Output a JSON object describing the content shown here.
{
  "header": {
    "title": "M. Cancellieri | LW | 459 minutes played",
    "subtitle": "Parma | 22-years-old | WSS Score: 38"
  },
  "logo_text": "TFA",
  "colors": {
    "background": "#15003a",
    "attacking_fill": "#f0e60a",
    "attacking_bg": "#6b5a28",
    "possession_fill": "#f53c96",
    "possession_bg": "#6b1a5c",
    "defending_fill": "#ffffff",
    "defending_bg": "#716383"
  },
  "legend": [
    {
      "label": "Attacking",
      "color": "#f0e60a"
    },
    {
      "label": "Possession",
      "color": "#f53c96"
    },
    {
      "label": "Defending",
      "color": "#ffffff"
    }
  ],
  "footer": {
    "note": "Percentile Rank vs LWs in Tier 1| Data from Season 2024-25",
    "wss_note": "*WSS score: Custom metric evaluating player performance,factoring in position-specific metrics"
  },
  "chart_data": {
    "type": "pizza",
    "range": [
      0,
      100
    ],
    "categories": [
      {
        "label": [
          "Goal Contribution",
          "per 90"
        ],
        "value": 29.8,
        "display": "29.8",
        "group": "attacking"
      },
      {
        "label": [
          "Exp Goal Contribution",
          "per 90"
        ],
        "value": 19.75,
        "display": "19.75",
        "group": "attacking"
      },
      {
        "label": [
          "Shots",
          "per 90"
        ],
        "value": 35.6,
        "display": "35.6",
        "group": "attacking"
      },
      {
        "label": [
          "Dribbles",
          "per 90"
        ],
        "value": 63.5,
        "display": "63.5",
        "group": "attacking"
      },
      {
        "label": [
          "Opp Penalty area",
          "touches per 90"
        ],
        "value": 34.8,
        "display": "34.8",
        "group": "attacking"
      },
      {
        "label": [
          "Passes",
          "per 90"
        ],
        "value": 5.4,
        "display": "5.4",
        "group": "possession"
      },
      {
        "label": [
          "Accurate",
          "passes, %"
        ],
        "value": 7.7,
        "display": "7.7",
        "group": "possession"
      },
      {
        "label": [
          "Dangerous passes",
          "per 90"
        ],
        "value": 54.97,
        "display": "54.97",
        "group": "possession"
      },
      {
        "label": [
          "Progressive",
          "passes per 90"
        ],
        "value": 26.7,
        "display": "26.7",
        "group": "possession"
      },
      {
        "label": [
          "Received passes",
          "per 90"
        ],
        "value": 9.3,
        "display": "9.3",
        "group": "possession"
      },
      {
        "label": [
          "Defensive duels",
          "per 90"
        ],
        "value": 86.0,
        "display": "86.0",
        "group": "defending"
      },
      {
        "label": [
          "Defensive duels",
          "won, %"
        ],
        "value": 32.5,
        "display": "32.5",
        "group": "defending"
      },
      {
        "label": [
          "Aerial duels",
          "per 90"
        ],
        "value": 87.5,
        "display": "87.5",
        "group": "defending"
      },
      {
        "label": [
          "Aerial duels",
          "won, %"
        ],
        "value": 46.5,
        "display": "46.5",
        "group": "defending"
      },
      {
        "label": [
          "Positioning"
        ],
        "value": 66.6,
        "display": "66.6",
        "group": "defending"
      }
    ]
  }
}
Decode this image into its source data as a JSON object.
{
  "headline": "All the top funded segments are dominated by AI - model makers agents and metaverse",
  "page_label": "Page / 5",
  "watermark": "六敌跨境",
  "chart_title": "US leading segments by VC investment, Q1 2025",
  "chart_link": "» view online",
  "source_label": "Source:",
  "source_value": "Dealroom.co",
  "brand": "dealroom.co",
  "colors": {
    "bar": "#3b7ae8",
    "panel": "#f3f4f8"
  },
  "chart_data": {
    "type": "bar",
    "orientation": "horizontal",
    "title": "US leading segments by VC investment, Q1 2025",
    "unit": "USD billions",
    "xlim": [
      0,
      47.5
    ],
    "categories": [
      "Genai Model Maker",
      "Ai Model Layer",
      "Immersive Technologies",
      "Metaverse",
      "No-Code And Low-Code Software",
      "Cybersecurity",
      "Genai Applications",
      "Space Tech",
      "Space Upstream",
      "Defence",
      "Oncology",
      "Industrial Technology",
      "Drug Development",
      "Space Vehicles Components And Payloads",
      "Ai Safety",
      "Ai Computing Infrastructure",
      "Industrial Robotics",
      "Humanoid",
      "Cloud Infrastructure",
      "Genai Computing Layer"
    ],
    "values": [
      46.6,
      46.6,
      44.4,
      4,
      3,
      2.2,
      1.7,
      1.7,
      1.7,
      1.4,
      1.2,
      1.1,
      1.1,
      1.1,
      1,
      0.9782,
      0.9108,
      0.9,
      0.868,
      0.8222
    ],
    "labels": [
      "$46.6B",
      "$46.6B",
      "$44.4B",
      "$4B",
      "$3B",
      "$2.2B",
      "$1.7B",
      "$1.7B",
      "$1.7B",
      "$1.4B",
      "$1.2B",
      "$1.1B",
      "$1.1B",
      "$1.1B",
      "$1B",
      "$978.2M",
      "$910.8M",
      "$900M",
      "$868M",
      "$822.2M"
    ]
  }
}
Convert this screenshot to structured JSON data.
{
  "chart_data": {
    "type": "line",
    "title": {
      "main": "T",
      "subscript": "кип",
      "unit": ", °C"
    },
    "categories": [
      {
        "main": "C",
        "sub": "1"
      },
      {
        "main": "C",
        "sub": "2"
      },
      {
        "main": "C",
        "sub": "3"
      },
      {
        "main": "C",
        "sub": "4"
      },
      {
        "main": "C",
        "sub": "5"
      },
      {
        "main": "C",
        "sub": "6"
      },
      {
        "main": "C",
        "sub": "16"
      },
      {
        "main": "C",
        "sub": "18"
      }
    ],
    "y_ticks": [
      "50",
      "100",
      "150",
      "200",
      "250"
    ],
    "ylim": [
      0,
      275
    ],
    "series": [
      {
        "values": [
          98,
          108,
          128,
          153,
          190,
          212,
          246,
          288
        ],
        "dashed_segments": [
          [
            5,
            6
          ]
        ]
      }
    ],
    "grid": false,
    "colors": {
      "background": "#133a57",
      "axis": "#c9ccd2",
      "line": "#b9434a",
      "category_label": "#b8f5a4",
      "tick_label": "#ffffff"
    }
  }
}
# # # #
Using the listing above, list every line in which the string "Genai" occurs.

Reply:
      "Genai Model Maker",
      "Genai Applications",
      "Genai Computing Layer"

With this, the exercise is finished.